Task material.

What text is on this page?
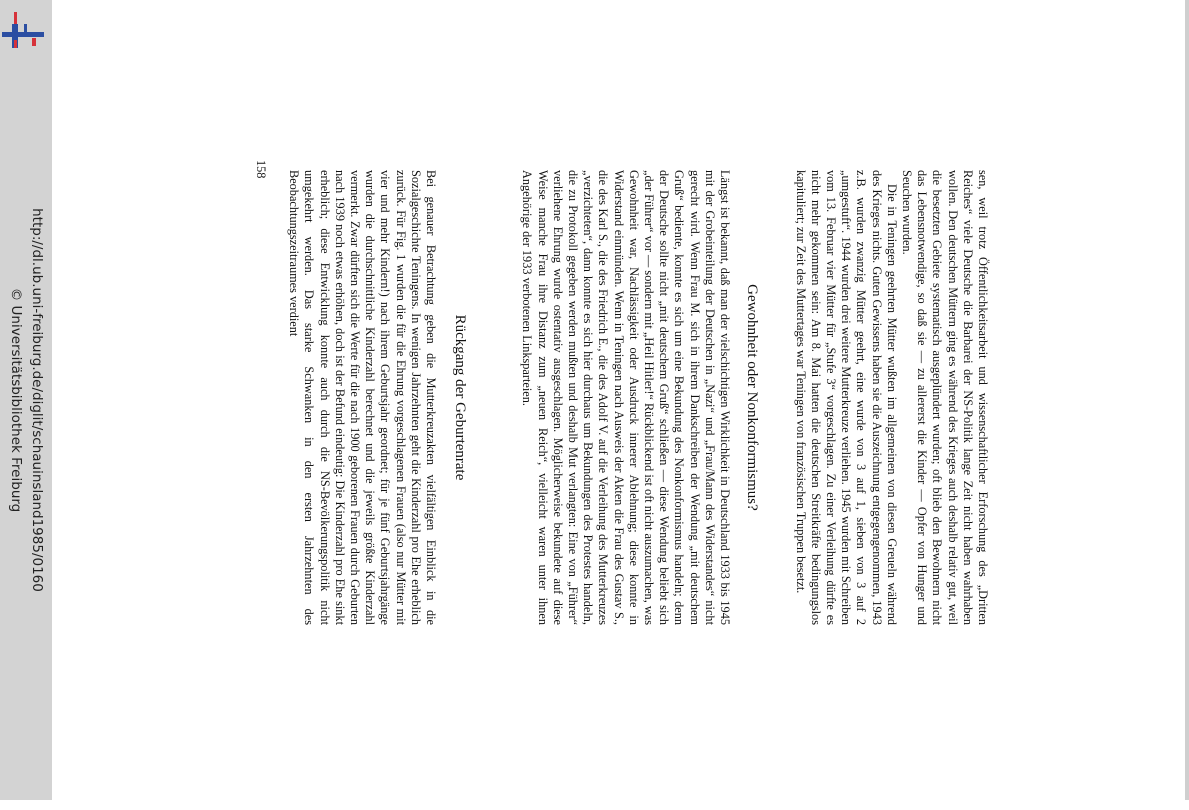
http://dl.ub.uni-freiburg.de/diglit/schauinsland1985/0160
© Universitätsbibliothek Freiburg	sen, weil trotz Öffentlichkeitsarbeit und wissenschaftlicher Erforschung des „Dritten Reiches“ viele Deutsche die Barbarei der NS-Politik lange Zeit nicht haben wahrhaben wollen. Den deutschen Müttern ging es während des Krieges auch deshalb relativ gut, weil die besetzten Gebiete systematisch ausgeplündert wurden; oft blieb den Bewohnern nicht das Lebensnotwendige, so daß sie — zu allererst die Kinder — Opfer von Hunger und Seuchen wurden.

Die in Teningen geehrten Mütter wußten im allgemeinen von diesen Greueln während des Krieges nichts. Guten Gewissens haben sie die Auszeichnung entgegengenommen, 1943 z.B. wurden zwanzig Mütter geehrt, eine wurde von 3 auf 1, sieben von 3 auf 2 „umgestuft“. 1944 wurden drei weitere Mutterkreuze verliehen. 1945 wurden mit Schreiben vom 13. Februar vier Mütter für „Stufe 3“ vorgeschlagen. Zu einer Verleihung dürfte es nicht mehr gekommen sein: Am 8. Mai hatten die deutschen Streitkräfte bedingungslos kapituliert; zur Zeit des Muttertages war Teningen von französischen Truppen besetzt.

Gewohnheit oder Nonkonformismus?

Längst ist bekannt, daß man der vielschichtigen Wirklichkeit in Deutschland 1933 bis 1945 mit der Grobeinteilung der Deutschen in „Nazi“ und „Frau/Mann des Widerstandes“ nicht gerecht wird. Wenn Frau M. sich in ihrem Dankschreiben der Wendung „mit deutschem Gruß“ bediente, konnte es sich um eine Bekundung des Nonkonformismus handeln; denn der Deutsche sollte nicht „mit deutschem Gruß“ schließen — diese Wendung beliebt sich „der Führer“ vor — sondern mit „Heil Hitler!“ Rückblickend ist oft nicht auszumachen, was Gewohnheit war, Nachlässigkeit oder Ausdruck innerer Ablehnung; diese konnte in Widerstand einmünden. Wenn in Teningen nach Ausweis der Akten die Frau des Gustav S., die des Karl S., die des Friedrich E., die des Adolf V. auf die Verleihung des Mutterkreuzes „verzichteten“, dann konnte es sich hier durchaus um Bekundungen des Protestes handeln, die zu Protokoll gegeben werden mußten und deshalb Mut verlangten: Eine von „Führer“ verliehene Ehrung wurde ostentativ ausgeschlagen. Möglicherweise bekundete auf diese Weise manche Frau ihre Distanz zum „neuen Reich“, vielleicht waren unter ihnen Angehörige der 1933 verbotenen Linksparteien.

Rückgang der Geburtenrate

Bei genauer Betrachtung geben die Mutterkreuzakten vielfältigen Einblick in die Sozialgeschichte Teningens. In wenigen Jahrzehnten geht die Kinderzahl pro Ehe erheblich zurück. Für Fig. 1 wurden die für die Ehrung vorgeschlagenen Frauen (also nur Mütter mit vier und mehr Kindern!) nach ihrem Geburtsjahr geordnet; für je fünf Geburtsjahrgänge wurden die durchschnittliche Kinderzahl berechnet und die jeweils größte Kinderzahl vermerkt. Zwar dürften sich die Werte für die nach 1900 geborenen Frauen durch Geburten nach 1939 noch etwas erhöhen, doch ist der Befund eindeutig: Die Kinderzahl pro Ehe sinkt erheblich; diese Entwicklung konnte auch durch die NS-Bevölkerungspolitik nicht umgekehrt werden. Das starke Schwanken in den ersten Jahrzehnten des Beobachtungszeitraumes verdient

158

What you are asked to do. Please give the data again unaltered, leaving out any images.

Answer box.
What text is on this page?
http://dl.ub.uni-freiburg.de/diglit/schauinsland1985/0160
© Universitätsbibliothek Freiburg	sen, weil trotz Öffentlichkeitsarbeit und wissenschaftlicher Erforschung des „Dritten Reiches“ viele Deutsche die Barbarei der NS-Politik lange Zeit nicht haben wahrhaben wollen. Den deutschen Müttern ging es während des Krieges auch deshalb relativ gut, weil die besetzten Gebiete systematisch ausgeplündert wurden; oft blieb den Bewohnern nicht das Lebensnotwendige, so daß sie — zu allererst die Kinder — Opfer von Hunger und Seuchen wurden.

Die in Teningen geehrten Mütter wußten im allgemeinen von diesen Greueln während des Krieges nichts. Guten Gewissens haben sie die Auszeichnung entgegengenommen, 1943 z.B. wurden zwanzig Mütter geehrt, eine wurde von 3 auf 1, sieben von 3 auf 2 „umgestuft“. 1944 wurden drei weitere Mutterkreuze verliehen. 1945 wurden mit Schreiben vom 13. Februar vier Mütter für „Stufe 3“ vorgeschlagen. Zu einer Verleihung dürfte es nicht mehr gekommen sein: Am 8. Mai hatten die deutschen Streitkräfte bedingungslos kapituliert; zur Zeit des Muttertages war Teningen von französischen Truppen besetzt.

Gewohnheit oder Nonkonformismus?

Längst ist bekannt, daß man der vielschichtigen Wirklichkeit in Deutschland 1933 bis 1945 mit der Grobeinteilung der Deutschen in „Nazi“ und „Frau/Mann des Widerstandes“ nicht gerecht wird. Wenn Frau M. sich in ihrem Dankschreiben der Wendung „mit deutschem Gruß“ bediente, konnte es sich um eine Bekundung des Nonkonformismus handeln; denn der Deutsche sollte nicht „mit deutschem Gruß“ schließen — diese Wendung beliebt sich „der Führer“ vor — sondern mit „Heil Hitler!“ Rückblickend ist oft nicht auszumachen, was Gewohnheit war, Nachlässigkeit oder Ausdruck innerer Ablehnung; diese konnte in Widerstand einmünden. Wenn in Teningen nach Ausweis der Akten die Frau des Gustav S., die des Karl S., die des Friedrich E., die des Adolf V. auf die Verleihung des Mutterkreuzes „verzichteten“, dann konnte es sich hier durchaus um Bekundungen des Protestes handeln, die zu Protokoll gegeben werden mußten und deshalb Mut verlangten: Eine von „Führer“ verliehene Ehrung wurde ostentativ ausgeschlagen. Möglicherweise bekundete auf diese Weise manche Frau ihre Distanz zum „neuen Reich“, vielleicht waren unter ihnen Angehörige der 1933 verbotenen Linksparteien.

Rückgang der Geburtenrate

Bei genauer Betrachtung geben die Mutterkreuzakten vielfältigen Einblick in die Sozialgeschichte Teningens. In wenigen Jahrzehnten geht die Kinderzahl pro Ehe erheblich zurück. Für Fig. 1 wurden die für die Ehrung vorgeschlagenen Frauen (also nur Mütter mit vier und mehr Kindern!) nach ihrem Geburtsjahr geordnet; für je fünf Geburtsjahrgänge wurden die durchschnittliche Kinderzahl berechnet und die jeweils größte Kinderzahl vermerkt. Zwar dürften sich die Werte für die nach 1900 geborenen Frauen durch Geburten nach 1939 noch etwas erhöhen, doch ist der Befund eindeutig: Die Kinderzahl pro Ehe sinkt erheblich; diese Entwicklung konnte auch durch die NS-Bevölkerungspolitik nicht umgekehrt werden. Das starke Schwanken in den ersten Jahrzehnten des Beobachtungszeitraumes verdient

158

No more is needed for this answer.